TASK OBJECTIVE:
Gather every line below where "Reset" appears.

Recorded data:

»»

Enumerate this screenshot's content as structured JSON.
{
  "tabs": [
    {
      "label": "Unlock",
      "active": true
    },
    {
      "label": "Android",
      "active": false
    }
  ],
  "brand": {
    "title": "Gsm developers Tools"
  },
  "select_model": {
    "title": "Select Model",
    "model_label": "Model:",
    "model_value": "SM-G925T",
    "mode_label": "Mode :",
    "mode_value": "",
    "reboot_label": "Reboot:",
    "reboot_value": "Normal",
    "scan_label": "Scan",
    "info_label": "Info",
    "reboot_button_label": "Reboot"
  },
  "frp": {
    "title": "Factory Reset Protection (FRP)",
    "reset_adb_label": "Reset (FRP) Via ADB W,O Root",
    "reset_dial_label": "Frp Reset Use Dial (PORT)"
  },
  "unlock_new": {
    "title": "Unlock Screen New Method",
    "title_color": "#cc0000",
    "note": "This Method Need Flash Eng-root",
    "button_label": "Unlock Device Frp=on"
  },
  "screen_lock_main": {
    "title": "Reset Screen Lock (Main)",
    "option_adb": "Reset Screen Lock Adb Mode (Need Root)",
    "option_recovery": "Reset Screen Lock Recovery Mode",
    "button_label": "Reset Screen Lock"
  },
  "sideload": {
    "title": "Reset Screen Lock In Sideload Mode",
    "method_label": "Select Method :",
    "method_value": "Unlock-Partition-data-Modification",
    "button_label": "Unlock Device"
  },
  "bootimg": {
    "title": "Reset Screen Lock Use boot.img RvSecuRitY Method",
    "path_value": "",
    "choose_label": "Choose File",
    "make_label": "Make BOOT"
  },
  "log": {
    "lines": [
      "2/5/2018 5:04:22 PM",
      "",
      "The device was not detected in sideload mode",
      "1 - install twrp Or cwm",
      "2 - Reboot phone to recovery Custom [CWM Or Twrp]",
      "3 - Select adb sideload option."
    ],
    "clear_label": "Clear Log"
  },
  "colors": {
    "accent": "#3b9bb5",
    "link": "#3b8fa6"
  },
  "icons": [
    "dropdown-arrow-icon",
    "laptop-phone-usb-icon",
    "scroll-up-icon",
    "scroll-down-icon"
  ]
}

««
»»

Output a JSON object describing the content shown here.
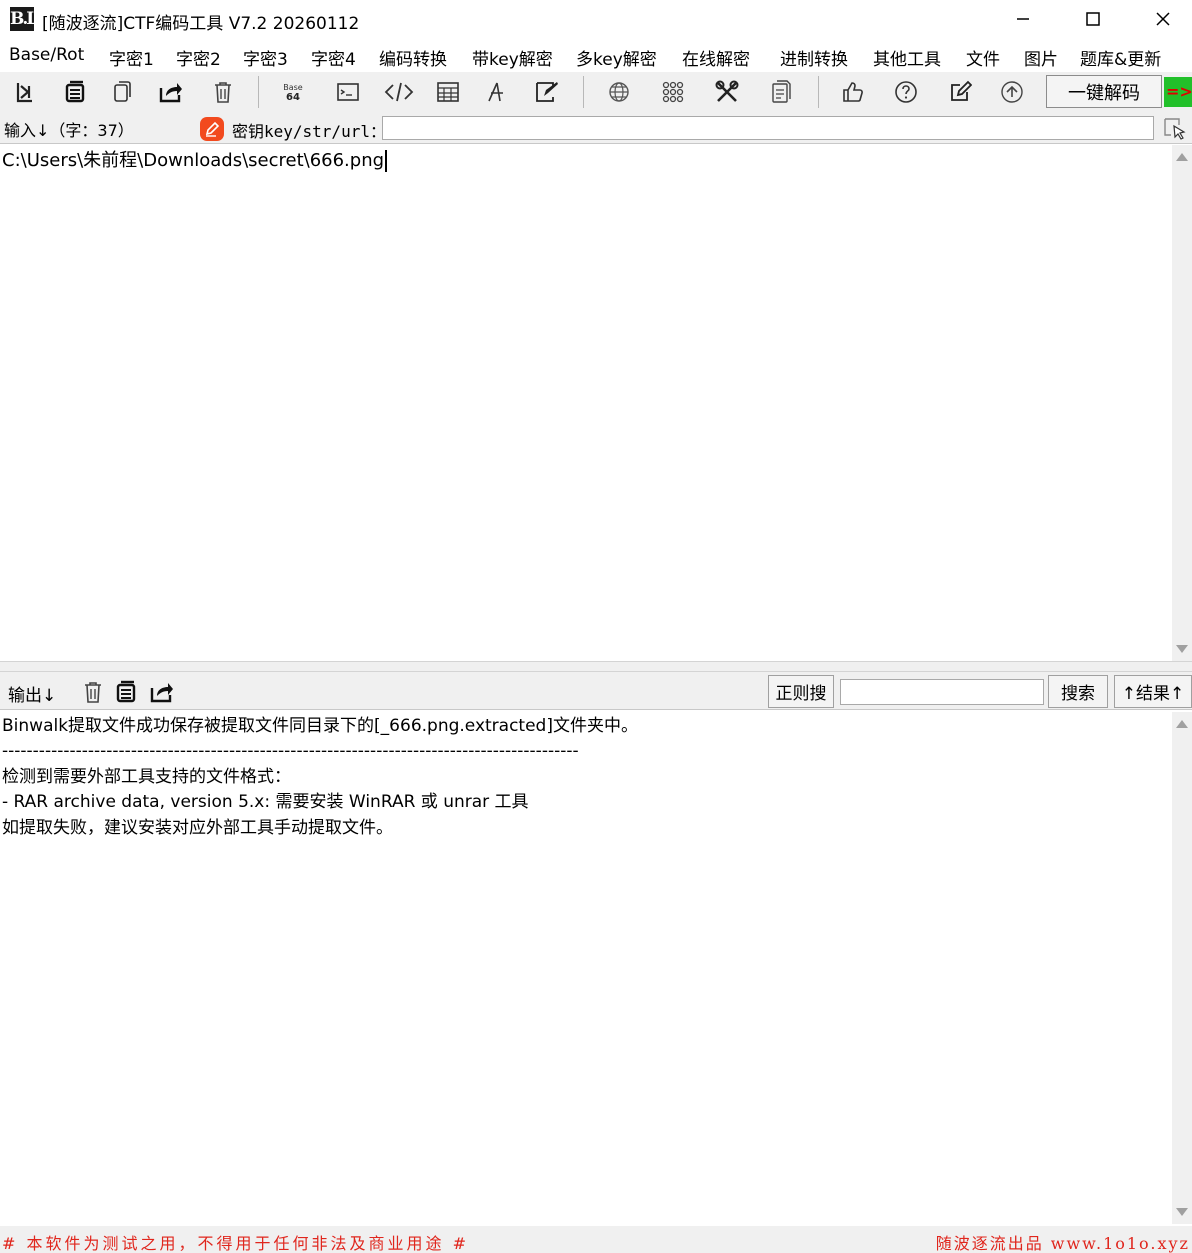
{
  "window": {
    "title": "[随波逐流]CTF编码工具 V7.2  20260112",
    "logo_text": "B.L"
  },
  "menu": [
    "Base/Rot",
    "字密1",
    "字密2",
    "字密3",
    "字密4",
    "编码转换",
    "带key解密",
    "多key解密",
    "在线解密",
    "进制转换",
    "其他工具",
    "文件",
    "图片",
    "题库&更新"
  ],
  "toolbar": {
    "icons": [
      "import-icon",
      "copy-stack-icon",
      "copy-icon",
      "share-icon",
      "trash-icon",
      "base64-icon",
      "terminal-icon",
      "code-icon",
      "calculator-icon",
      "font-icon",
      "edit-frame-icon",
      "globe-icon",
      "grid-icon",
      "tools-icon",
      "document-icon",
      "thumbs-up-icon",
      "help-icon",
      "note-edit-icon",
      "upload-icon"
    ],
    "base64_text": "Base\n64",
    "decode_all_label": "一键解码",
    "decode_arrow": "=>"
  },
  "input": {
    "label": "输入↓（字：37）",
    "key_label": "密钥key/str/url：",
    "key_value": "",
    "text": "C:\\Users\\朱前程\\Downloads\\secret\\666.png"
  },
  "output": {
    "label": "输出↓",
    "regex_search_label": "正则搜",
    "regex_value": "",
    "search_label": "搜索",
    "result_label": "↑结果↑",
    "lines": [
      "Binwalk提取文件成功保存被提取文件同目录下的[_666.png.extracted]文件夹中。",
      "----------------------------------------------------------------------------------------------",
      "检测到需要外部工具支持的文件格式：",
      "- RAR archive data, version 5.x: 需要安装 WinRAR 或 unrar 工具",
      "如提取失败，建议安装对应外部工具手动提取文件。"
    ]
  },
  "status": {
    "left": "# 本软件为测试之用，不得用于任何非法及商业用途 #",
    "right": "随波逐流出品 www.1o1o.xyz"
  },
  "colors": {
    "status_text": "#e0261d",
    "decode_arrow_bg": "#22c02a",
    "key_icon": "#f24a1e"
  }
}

««

EXERCISE ANSWER:
    "title": "Factory Reset Protection (FRP)",
    "reset_adb_label": "Reset (FRP) Via ADB W,O Root",
    "reset_dial_label": "Frp Reset Use Dial (PORT)"
    "title": "Reset Screen Lock (Main)",
    "option_adb": "Reset Screen Lock Adb Mode (Need Root)",
    "option_recovery": "Reset Screen Lock Recovery Mode",
    "button_label": "Reset Screen Lock"
    "title": "Reset Screen Lock In Sideload Mode",
    "title": "Reset Screen Lock Use boot.img RvSecuRitY Method",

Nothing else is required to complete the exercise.